• Goals:
• A. In the forum thread about the reputation system, what does potroastV2 say to click to add to someone's reputation?
• B. Extend the forum thread about the reputation system by writing the next post, following mogie's question about reaching the gallery.

• Document excerpt:

== == ==

# Reputation System



## Seedlessone (Dec 8, 2006)

I like the fact of having a reputation sytstem. Sometimes it is nice to see if a person has been around a lil bit and plus knows what they are talking about. Maybe the idea could be tossed around.


----------



## potroastV2 (Dec 9, 2006)

the reputation system is setup there is a bar under gallery: and to add to a reputation just click the weights beside the post #


----------



## mogie (Dec 9, 2006)

Considering I have been doing this as long as I have I still pull some real stupid mistakes. You would think I would learn from my mistakes but sometimes I just repeat them. LOL


----------



## Widow Maker (Dec 10, 2006)

Im a jewel in the rough.


----------



## mogie (Dec 10, 2006)

Okay here is a stupid question how do I get to gallery?

== == ==

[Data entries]
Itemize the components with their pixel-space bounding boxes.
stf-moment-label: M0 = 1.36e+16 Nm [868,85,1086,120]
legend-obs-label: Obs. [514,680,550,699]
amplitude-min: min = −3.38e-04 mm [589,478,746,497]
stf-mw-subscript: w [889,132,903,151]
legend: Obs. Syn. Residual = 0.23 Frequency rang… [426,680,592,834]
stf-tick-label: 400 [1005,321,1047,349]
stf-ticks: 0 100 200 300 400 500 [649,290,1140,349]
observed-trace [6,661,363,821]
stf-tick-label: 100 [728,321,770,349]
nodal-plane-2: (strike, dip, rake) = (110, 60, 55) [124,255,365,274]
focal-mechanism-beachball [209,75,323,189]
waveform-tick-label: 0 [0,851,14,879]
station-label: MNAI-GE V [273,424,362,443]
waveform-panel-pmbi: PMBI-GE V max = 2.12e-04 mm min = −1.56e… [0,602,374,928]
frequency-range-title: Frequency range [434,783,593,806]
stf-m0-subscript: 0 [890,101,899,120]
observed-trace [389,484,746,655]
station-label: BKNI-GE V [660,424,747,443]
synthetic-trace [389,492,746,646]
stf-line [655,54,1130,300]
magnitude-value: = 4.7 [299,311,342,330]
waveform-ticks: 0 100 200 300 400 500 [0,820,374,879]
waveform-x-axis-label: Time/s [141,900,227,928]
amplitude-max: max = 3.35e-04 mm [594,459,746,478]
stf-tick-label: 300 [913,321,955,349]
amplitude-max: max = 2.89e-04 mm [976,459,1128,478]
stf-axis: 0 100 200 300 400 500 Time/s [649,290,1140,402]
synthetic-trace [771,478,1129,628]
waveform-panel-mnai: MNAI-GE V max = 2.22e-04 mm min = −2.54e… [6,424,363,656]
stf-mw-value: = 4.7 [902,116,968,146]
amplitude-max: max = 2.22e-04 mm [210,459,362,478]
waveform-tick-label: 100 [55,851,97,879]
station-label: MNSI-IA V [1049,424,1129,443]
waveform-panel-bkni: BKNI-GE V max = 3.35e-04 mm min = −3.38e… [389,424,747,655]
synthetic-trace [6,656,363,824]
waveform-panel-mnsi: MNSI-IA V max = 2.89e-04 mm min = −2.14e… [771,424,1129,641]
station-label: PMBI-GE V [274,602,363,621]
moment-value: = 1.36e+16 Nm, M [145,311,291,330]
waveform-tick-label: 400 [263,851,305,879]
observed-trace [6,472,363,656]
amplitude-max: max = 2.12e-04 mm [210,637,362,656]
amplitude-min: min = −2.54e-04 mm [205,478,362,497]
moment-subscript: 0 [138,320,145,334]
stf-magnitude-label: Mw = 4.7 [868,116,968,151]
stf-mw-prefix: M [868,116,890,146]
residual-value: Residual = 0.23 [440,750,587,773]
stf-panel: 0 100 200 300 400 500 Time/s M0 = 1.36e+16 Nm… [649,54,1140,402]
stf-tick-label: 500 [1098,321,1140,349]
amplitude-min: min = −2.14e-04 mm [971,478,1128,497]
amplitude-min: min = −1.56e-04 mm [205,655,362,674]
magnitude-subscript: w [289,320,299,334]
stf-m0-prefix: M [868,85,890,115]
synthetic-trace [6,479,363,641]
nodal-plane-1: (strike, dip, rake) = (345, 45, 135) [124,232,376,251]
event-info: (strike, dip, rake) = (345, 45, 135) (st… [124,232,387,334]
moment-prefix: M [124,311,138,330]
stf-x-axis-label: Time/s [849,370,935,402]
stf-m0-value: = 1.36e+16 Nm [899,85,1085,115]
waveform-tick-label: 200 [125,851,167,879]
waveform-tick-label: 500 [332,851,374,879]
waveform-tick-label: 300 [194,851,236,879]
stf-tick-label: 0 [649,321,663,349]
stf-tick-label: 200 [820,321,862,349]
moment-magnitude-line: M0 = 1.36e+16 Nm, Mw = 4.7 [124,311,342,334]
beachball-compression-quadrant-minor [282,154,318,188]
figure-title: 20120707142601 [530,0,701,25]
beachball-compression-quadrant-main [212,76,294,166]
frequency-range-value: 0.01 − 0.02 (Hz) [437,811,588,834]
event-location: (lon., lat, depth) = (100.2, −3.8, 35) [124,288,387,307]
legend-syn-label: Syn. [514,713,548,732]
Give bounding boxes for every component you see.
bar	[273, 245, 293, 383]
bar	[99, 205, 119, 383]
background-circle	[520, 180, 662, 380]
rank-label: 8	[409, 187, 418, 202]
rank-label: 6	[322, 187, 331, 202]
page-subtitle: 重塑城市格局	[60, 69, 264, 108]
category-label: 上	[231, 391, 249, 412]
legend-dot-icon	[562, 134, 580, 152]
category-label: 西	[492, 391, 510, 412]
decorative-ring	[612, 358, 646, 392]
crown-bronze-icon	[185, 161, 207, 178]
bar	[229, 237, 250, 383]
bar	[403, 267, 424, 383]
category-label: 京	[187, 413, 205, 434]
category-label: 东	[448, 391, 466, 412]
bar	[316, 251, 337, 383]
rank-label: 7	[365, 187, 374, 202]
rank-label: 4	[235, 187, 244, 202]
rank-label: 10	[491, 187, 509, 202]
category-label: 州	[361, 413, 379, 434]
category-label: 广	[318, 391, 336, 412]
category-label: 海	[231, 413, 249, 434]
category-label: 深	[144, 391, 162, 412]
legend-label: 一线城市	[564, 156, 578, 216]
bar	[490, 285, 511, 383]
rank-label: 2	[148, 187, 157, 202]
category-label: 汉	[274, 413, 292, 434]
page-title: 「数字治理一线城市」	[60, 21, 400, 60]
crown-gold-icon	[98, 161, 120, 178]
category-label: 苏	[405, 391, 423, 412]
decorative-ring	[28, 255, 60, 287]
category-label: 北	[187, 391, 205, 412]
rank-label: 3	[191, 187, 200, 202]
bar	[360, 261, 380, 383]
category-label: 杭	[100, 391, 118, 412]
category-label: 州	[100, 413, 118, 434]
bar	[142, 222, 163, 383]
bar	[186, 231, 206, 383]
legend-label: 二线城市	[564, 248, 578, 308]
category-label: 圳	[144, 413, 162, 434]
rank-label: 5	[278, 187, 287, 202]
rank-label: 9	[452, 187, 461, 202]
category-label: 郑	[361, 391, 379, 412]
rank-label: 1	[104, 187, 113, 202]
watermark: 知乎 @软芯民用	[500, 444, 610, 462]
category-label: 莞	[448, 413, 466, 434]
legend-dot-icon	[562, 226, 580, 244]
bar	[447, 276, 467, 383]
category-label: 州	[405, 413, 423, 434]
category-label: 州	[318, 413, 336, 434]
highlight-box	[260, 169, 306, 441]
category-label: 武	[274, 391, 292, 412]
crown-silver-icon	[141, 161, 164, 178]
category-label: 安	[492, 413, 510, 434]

== == ==

• Results in order:
• A. The weights beside the post number.

• B.
----------



## Vote 2 Legalize Marijuana (Dec 11, 2006)

Ok, there maybe a few shady people around here, such as RollIt Up, Widow Maker, and Garden Knowm, but like my mother used to say " DO YOUR HOME WORK!".


Since I grow in Rockwool, have sterile grow rooms, use high dollar equipment, do cloning, crossbreeding, grow over 20 verities of cannabis, been growing over 30 years, never ever have any problems with my grows, and so on.....I guess I'm one of those shady fellows you had better watch out for!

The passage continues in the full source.